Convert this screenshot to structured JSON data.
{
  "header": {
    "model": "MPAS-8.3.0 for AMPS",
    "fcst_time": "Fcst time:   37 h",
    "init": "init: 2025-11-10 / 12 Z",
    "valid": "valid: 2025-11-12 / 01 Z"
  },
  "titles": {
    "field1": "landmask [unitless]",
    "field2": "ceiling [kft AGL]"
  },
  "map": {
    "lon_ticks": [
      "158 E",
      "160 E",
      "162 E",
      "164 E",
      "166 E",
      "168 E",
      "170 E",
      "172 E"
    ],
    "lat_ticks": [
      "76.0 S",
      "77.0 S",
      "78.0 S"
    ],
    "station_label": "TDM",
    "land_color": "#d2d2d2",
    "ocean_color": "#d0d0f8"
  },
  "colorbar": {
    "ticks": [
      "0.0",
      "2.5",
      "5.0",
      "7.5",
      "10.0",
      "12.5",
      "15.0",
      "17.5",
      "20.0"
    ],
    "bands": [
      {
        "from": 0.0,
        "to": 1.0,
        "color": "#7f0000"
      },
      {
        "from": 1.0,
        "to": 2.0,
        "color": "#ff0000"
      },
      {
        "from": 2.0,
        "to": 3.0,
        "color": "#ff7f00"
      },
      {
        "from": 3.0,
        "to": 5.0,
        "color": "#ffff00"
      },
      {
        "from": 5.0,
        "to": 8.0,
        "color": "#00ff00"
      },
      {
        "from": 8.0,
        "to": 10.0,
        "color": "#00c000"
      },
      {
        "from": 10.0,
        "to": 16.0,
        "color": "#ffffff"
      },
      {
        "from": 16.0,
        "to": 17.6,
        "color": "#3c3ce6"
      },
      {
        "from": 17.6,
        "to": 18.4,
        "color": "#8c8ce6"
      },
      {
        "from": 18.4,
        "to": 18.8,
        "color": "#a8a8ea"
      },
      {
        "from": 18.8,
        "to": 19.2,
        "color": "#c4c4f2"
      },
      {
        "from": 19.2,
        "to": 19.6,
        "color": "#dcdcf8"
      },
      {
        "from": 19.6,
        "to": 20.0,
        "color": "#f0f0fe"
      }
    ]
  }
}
□ □ □ □ □ □ □
- _PROBLEM DESCRIPTION_
Print all of the entries exactly as they are written.

- _OUTPUT FOR THIS EXERCISE_
Convert this screenshot to structured JSON data.
{
  "header": {
    "model": "MPAS-8.3.0 for AMPS",
    "fcst_time": "Fcst time:   37 h",
    "init": "init: 2025-11-10 / 12 Z",
    "valid": "valid: 2025-11-12 / 01 Z"
  },
  "titles": {
    "field1": "landmask [unitless]",
    "field2": "ceiling [kft AGL]"
  },
  "map": {
    "lon_ticks": [
      "158 E",
      "160 E",
      "162 E",
      "164 E",
      "166 E",
      "168 E",
      "170 E",
      "172 E"
    ],
    "lat_ticks": [
      "76.0 S",
      "77.0 S",
      "78.0 S"
    ],
    "station_label": "TDM",
    "land_color": "#d2d2d2",
    "ocean_color": "#d0d0f8"
  },
  "colorbar": {
    "ticks": [
      "0.0",
      "2.5",
      "5.0",
      "7.5",
      "10.0",
      "12.5",
      "15.0",
      "17.5",
      "20.0"
    ],
    "bands": [
      {
        "from": 0.0,
        "to": 1.0,
        "color": "#7f0000"
      },
      {
        "from": 1.0,
        "to": 2.0,
        "color": "#ff0000"
      },
      {
        "from": 2.0,
        "to": 3.0,
        "color": "#ff7f00"
      },
      {
        "from": 3.0,
        "to": 5.0,
        "color": "#ffff00"
      },
      {
        "from": 5.0,
        "to": 8.0,
        "color": "#00ff00"
      },
      {
        "from": 8.0,
        "to": 10.0,
        "color": "#00c000"
      },
      {
        "from": 10.0,
        "to": 16.0,
        "color": "#ffffff"
      },
      {
        "from": 16.0,
        "to": 17.6,
        "color": "#3c3ce6"
      },
      {
        "from": 17.6,
        "to": 18.4,
        "color": "#8c8ce6"
      },
      {
        "from": 18.4,
        "to": 18.8,
        "color": "#a8a8ea"
      },
      {
        "from": 18.8,
        "to": 19.2,
        "color": "#c4c4f2"
      },
      {
        "from": 19.2,
        "to": 19.6,
        "color": "#dcdcf8"
      },
      {
        "from": 19.6,
        "to": 20.0,
        "color": "#f0f0fe"
      }
    ]
  }
}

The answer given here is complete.